Extracted records:
══════════

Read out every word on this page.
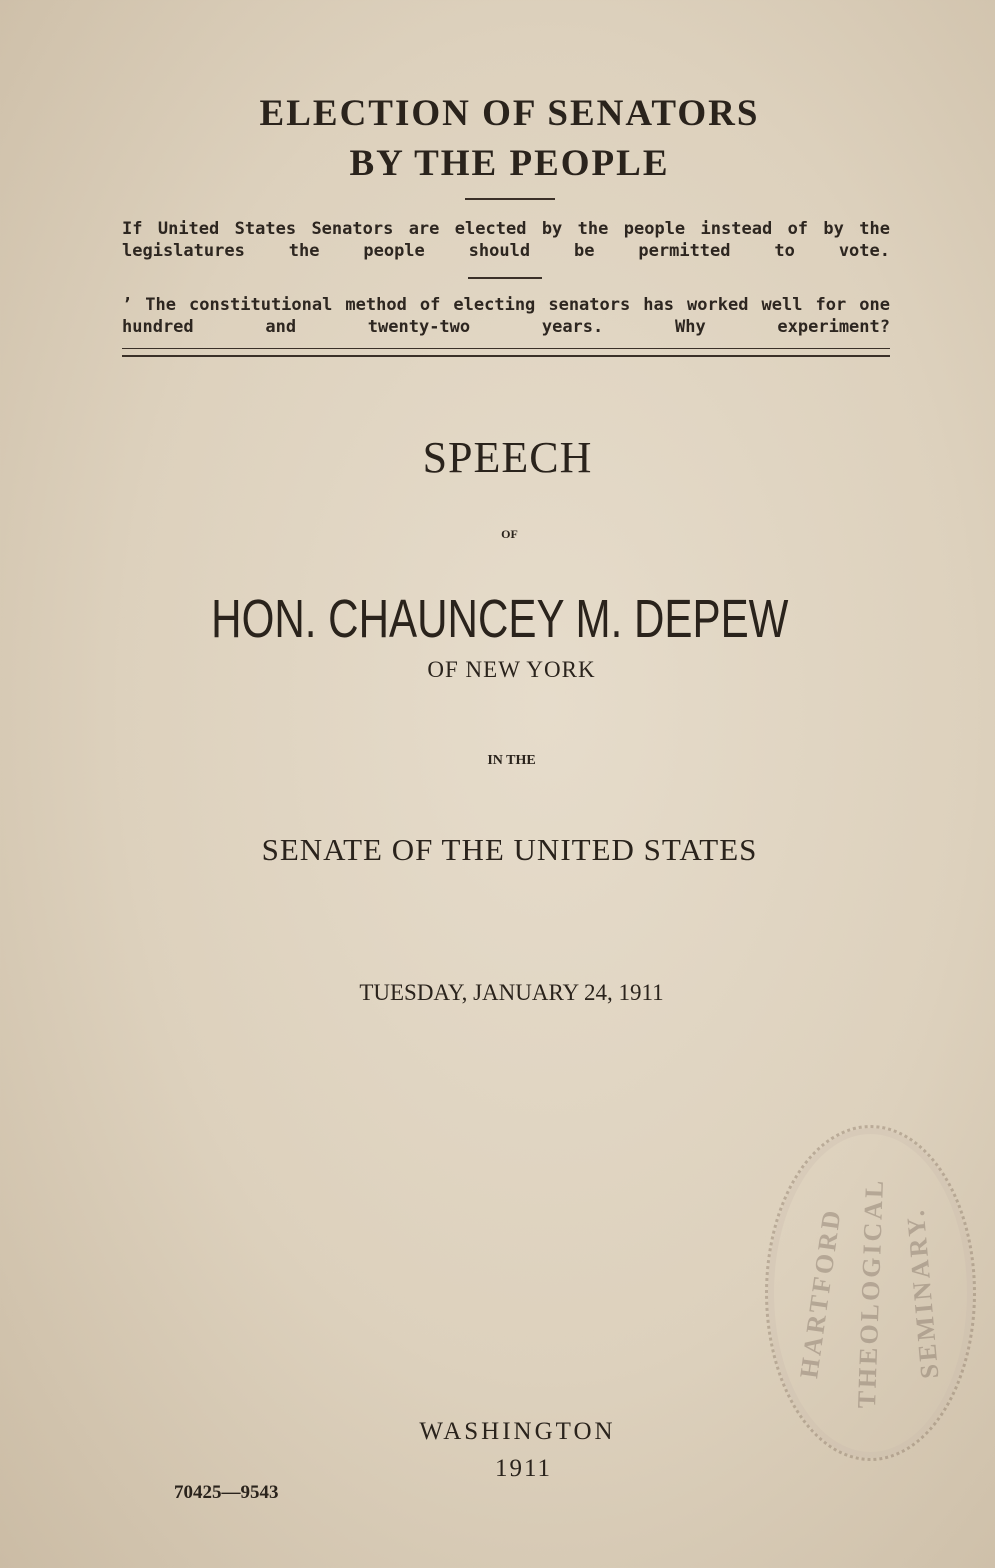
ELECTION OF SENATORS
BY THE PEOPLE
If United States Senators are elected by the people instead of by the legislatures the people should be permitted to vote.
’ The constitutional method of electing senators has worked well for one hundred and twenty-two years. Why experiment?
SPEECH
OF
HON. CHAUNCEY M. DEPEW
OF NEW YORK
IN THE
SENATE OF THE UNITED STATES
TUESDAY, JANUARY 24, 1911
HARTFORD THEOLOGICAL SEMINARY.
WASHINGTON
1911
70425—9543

══════════

• **TO BE DONE**
All of the data needs repeating exactly, but the pictures do not.

• **COMPLETED TASK**
Read out every word on this page.
ELECTION OF SENATORS
BY THE PEOPLE
If United States Senators are elected by the people instead of by the legislatures the people should be permitted to vote.
’ The constitutional method of electing senators has worked well for one hundred and twenty-two years. Why experiment?
SPEECH
OF
HON. CHAUNCEY M. DEPEW
OF NEW YORK
IN THE
SENATE OF THE UNITED STATES
TUESDAY, JANUARY 24, 1911
HARTFORD THEOLOGICAL SEMINARY.
WASHINGTON
1911
70425—9543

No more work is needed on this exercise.